Review of Betts and Collier on refugees

by Chris Bertram on August 30, 2017

I have [a review](https://newhumanist.org.uk/articles/5224/reforming-refuge) of Andrew Betts and Paul Collier, Refuge: Transforming a Broken Refugee System (Allen Lane) in The New Humanist. It is a curious book, with some interesting and serious parts, but the whole is marred by an arrogant rhetoric and it risks serving as an alibi for some very bad policies indeed.

{ 14 comments }

1

adam 08.30.17 at 4:28 pm

Is anything that Collier writes not arrogant?

2

WLGR 08.30.17 at 6:12 pm

The second argument they consider is the asymmetry between the widely recognised right of exit and the right of entry. They quickly dismiss the thought that a right to emigrate might imply a right to immigrate with the observation that someone’s right to leave their own house doesn’t imply a right to enter someone else’s. Indeed not, but state territory is rather different from private property, despite the popularity of analogies between the two, and people need public land and highways to be available to make their right of exit from their houses effective.

A relevant excerpt from David Whitehouse’s excellent essay on the origins of policing:

I’ll begin with the more general topic of class struggle over the use of outdoor space. This is a very consequential issue for workers and the poor. The outdoors is important to workers

— for work
— for leisure and entertainment
— for living space, if you don’t have a home
… and for politics.

First, about work. While successful merchants could control indoor spaces, those without so many means had to set themselves up as vendors on the street. The established merchants saw them as competitors and got the police to remove them.

Street vendors are also effective purveyors of stolen goods because they’re mobile and anonymous. It wasn’t just pickpockets and burglars who made use of street vendors this way. The servants and slaves of the middle class also stole from their masters and passed the goods on to the local vendors. (By the way, New York City had slavery until 1827.) The leakage of wealth out of the city’s comfortable homes is another reason that the middle class demanded action against street vendors.

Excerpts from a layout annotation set
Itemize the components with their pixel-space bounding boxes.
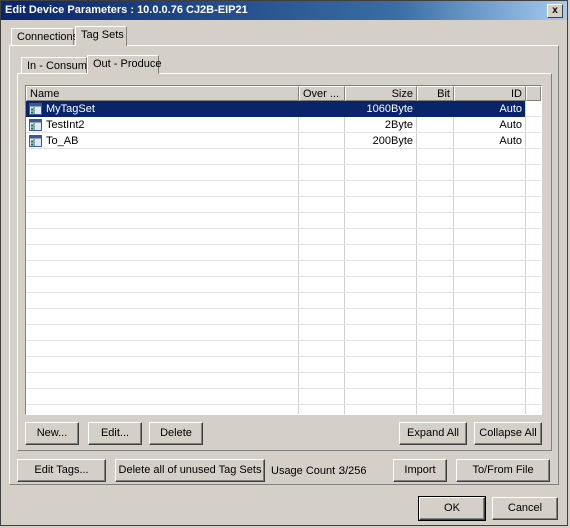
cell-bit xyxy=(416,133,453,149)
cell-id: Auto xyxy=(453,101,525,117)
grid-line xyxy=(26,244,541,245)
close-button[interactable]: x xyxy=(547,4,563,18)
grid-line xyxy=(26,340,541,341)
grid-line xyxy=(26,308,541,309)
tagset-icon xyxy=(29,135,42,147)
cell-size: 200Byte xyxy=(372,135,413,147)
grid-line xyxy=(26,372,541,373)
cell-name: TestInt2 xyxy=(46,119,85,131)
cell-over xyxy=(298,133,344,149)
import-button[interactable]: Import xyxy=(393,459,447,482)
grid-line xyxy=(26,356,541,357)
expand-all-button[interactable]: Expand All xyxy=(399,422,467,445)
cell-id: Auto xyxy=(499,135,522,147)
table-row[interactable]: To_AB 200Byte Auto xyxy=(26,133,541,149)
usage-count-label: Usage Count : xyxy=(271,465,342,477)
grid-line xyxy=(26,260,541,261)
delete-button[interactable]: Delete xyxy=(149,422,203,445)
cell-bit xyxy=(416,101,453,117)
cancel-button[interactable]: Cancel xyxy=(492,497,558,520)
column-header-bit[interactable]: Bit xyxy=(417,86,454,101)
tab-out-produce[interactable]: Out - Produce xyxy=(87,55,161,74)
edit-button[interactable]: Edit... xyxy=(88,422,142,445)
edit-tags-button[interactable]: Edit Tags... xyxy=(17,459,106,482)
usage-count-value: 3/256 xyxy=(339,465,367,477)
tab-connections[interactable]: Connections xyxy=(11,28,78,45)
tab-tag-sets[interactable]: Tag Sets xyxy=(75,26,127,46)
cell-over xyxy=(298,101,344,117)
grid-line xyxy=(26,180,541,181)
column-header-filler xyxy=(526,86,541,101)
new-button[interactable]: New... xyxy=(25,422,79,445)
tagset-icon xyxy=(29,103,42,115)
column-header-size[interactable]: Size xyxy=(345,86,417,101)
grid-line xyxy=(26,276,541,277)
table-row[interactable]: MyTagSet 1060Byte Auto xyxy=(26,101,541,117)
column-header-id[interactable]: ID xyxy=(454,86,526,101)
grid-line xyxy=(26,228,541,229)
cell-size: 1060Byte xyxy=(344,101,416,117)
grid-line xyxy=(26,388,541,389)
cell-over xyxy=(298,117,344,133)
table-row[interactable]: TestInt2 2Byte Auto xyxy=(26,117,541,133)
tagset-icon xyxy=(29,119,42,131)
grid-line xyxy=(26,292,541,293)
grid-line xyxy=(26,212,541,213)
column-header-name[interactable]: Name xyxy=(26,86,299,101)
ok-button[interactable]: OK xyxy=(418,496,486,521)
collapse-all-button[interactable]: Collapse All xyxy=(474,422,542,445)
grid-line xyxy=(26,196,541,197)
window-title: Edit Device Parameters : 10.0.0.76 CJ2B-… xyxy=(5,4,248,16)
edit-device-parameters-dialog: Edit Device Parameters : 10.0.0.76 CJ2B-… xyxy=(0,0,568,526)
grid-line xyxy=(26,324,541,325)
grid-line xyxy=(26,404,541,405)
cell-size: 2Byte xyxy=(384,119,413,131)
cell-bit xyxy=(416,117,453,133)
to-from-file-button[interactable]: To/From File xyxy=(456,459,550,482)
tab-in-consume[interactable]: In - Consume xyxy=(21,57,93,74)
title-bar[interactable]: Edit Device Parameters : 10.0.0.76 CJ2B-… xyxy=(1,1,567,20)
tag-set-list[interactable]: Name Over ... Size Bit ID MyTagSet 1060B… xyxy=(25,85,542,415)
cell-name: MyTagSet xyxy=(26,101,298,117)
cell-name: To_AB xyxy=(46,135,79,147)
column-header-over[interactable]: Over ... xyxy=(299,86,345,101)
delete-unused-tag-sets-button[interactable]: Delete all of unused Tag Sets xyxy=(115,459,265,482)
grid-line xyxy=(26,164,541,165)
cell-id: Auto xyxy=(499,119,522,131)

#### [PROBLEMS AND TASKS]
• 1. In the post reviewing the refugee book, until what year did New York City have slavery?
• 2. Carry on the post reviewing the refugee book from its final sentence.

#### [TASK RESULTS]
• 1. New York City had slavery until 1827.

• 2.
The street was also simply where workers would spend their free time—because their homes were not comfortable. The street was a place where they could get friendship and free entertainment, and, depending on the place and time, they might engage in dissident religion or politics. British Marxist historian EP Thompson summed all this up when he wrote that 19th century English police were

impartial, attempting to sweep off the streets with an equable hand street traders, beggars, prostitutes, street-entertainers, pickets, children playing football and freethinking and socialist speakers alike. The pretext very often was that a complaint of interruption of trade had been received from a shopkeeper.

On both sides of the Atlantic, most arrests were related to victimless crimes, or crimes against the public order. Another Marxist historian Sidney Harring noted: “The criminologist’s definition of ‘public order crimes’ comes perilously close to the historian’s description of ‘working-class leisure-time activity.’”

Outdoor life was—and is—especially important to working-class politics. Established politicians and corporate managers can meet indoors and make decisions that have big consequences because these people are in command of bureaucracies and workforces. But when working people meet and make decisions about how to change things, it usually doesn’t count for much unless they can gather some supporters out on the street, whether it’s for a strike or a demonstration. The street is the proving ground for much of working-class politics, and the ruling class is fully aware of that. That’s why they put the police on the street as a counter-force whenever the working class shows its strength.

One shouldn’t need any handholding to grasp the obvious analogies re: spaces outside of state control as especially important for the global working class, repression of these spaces as rooted in fears about the leakage of wealth out of the world’s comfortable nation-states, and so on.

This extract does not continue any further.